Work required
Retype each line exactly. Skip images.

Data shown
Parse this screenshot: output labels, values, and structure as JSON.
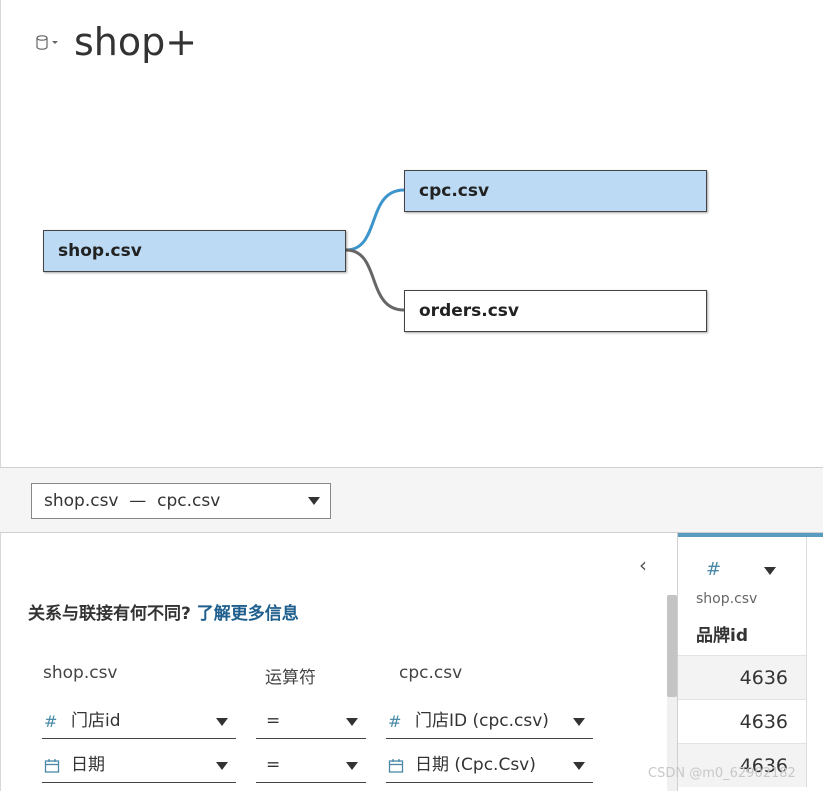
{
  "datasource": {
    "icon": "database-icon",
    "title": "shop+"
  },
  "canvas": {
    "tables": [
      {
        "name": "shop.csv",
        "selected": true
      },
      {
        "name": "cpc.csv",
        "selected": true
      },
      {
        "name": "orders.csv",
        "selected": false
      }
    ],
    "link_colors": {
      "selected": "#3d95cc",
      "normal": "#666666"
    }
  },
  "relationship": {
    "selected_label": "shop.csv  —  cpc.csv"
  },
  "panel": {
    "collapse_icon": "chevron-left-icon",
    "info_text": "关系与联接有何不同?",
    "info_link": "了解更多信息",
    "headers": {
      "left": "shop.csv",
      "operator": "运算符",
      "right": "cpc.csv"
    },
    "rows": [
      {
        "left_icon": "#",
        "left_field": "门店id",
        "operator": "=",
        "right_icon": "#",
        "right_field": "门店ID (cpc.csv)"
      },
      {
        "left_icon": "📅",
        "left_field": "日期",
        "operator": "=",
        "right_icon": "📅",
        "right_field": "日期 (Cpc.Csv)"
      }
    ]
  },
  "grid": {
    "type_icon": "#",
    "source": "shop.csv",
    "column": "品牌id",
    "values": [
      "4636",
      "4636",
      "4636"
    ]
  },
  "watermark": "CSDN @m0_62902182"
}
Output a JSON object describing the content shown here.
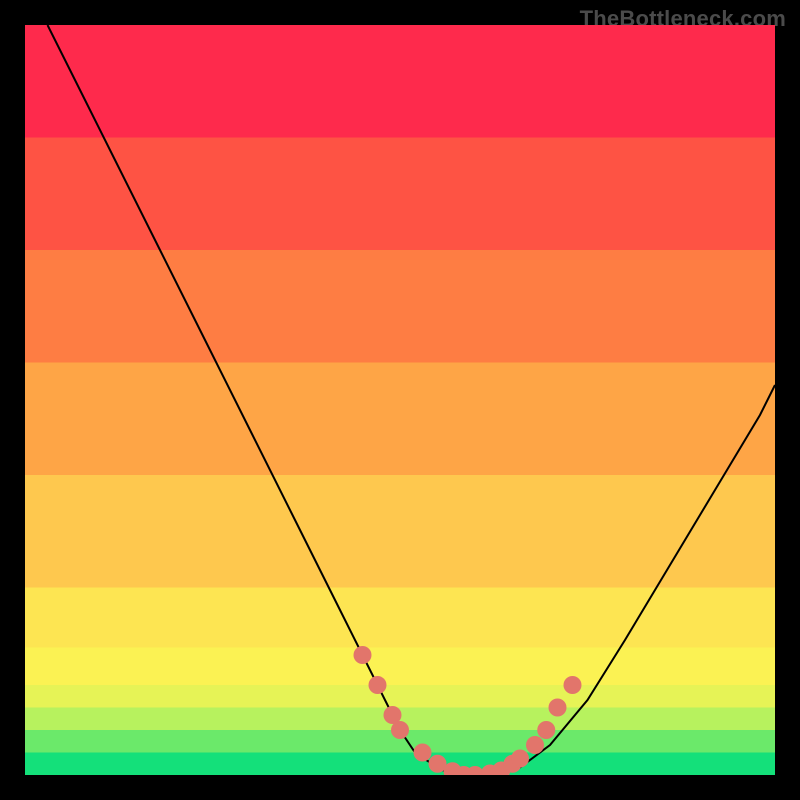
{
  "attribution": "TheBottleneck.com",
  "chart_data": {
    "type": "line",
    "title": "",
    "xlabel": "",
    "ylabel": "",
    "xlim": [
      0,
      100
    ],
    "ylim": [
      0,
      100
    ],
    "series": [
      {
        "name": "curve",
        "x": [
          3,
          8,
          12,
          18,
          24,
          30,
          36,
          42,
          45,
          48,
          50,
          52,
          55,
          57,
          60,
          63,
          66,
          70,
          75,
          80,
          86,
          92,
          98,
          100
        ],
        "y": [
          100,
          90,
          82,
          70,
          58,
          46,
          34,
          22,
          16,
          10,
          6,
          3,
          1,
          0,
          0,
          0,
          1,
          4,
          10,
          18,
          28,
          38,
          48,
          52
        ]
      }
    ],
    "markers": {
      "name": "dots",
      "color": "#e2756b",
      "x": [
        45,
        47,
        49,
        50,
        53,
        55,
        57,
        58.5,
        60,
        62,
        63.5,
        65,
        66,
        68,
        69.5,
        71,
        73
      ],
      "y": [
        16,
        12,
        8,
        6,
        3,
        1.5,
        0.5,
        0,
        0,
        0.2,
        0.6,
        1.5,
        2.2,
        4,
        6,
        9,
        12
      ]
    },
    "background_bands": [
      {
        "from_y": 0,
        "to_y": 3,
        "color": "#14e07a"
      },
      {
        "from_y": 3,
        "to_y": 6,
        "color": "#6be96a"
      },
      {
        "from_y": 6,
        "to_y": 9,
        "color": "#b7f25e"
      },
      {
        "from_y": 9,
        "to_y": 12,
        "color": "#e6f356"
      },
      {
        "from_y": 12,
        "to_y": 17,
        "color": "#fbf253"
      },
      {
        "from_y": 17,
        "to_y": 25,
        "color": "#fde552"
      },
      {
        "from_y": 25,
        "to_y": 40,
        "color": "#fec84e"
      },
      {
        "from_y": 40,
        "to_y": 55,
        "color": "#fea546"
      },
      {
        "from_y": 55,
        "to_y": 70,
        "color": "#fe7d43"
      },
      {
        "from_y": 70,
        "to_y": 85,
        "color": "#fe5344"
      },
      {
        "from_y": 85,
        "to_y": 100,
        "color": "#fe2a4c"
      }
    ]
  }
}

Problem solution
Parse this screenshot: output labels, values, and structure as JSON.
{
  "datasource": {
    "icon": "database-icon",
    "title": "shop+"
  },
  "canvas": {
    "tables": [
      {
        "name": "shop.csv",
        "selected": true
      },
      {
        "name": "cpc.csv",
        "selected": true
      },
      {
        "name": "orders.csv",
        "selected": false
      }
    ],
    "link_colors": {
      "selected": "#3d95cc",
      "normal": "#666666"
    }
  },
  "relationship": {
    "selected_label": "shop.csv  —  cpc.csv"
  },
  "panel": {
    "collapse_icon": "chevron-left-icon",
    "info_text": "关系与联接有何不同?",
    "info_link": "了解更多信息",
    "headers": {
      "left": "shop.csv",
      "operator": "运算符",
      "right": "cpc.csv"
    },
    "rows": [
      {
        "left_icon": "#",
        "left_field": "门店id",
        "operator": "=",
        "right_icon": "#",
        "right_field": "门店ID (cpc.csv)"
      },
      {
        "left_icon": "📅",
        "left_field": "日期",
        "operator": "=",
        "right_icon": "📅",
        "right_field": "日期 (Cpc.Csv)"
      }
    ]
  },
  "grid": {
    "type_icon": "#",
    "source": "shop.csv",
    "column": "品牌id",
    "values": [
      "4636",
      "4636",
      "4636"
    ]
  },
  "watermark": "CSDN @m0_62902182"
}
Output a JSON object describing the content shown here.
{
  "attribution": "TheBottleneck.com",
  "chart_data": {
    "type": "line",
    "title": "",
    "xlabel": "",
    "ylabel": "",
    "xlim": [
      0,
      100
    ],
    "ylim": [
      0,
      100
    ],
    "series": [
      {
        "name": "curve",
        "x": [
          3,
          8,
          12,
          18,
          24,
          30,
          36,
          42,
          45,
          48,
          50,
          52,
          55,
          57,
          60,
          63,
          66,
          70,
          75,
          80,
          86,
          92,
          98,
          100
        ],
        "y": [
          100,
          90,
          82,
          70,
          58,
          46,
          34,
          22,
          16,
          10,
          6,
          3,
          1,
          0,
          0,
          0,
          1,
          4,
          10,
          18,
          28,
          38,
          48,
          52
        ]
      }
    ],
    "markers": {
      "name": "dots",
      "color": "#e2756b",
      "x": [
        45,
        47,
        49,
        50,
        53,
        55,
        57,
        58.5,
        60,
        62,
        63.5,
        65,
        66,
        68,
        69.5,
        71,
        73
      ],
      "y": [
        16,
        12,
        8,
        6,
        3,
        1.5,
        0.5,
        0,
        0,
        0.2,
        0.6,
        1.5,
        2.2,
        4,
        6,
        9,
        12
      ]
    },
    "background_bands": [
      {
        "from_y": 0,
        "to_y": 3,
        "color": "#14e07a"
      },
      {
        "from_y": 3,
        "to_y": 6,
        "color": "#6be96a"
      },
      {
        "from_y": 6,
        "to_y": 9,
        "color": "#b7f25e"
      },
      {
        "from_y": 9,
        "to_y": 12,
        "color": "#e6f356"
      },
      {
        "from_y": 12,
        "to_y": 17,
        "color": "#fbf253"
      },
      {
        "from_y": 17,
        "to_y": 25,
        "color": "#fde552"
      },
      {
        "from_y": 25,
        "to_y": 40,
        "color": "#fec84e"
      },
      {
        "from_y": 40,
        "to_y": 55,
        "color": "#fea546"
      },
      {
        "from_y": 55,
        "to_y": 70,
        "color": "#fe7d43"
      },
      {
        "from_y": 70,
        "to_y": 85,
        "color": "#fe5344"
      },
      {
        "from_y": 85,
        "to_y": 100,
        "color": "#fe2a4c"
      }
    ]
  }
}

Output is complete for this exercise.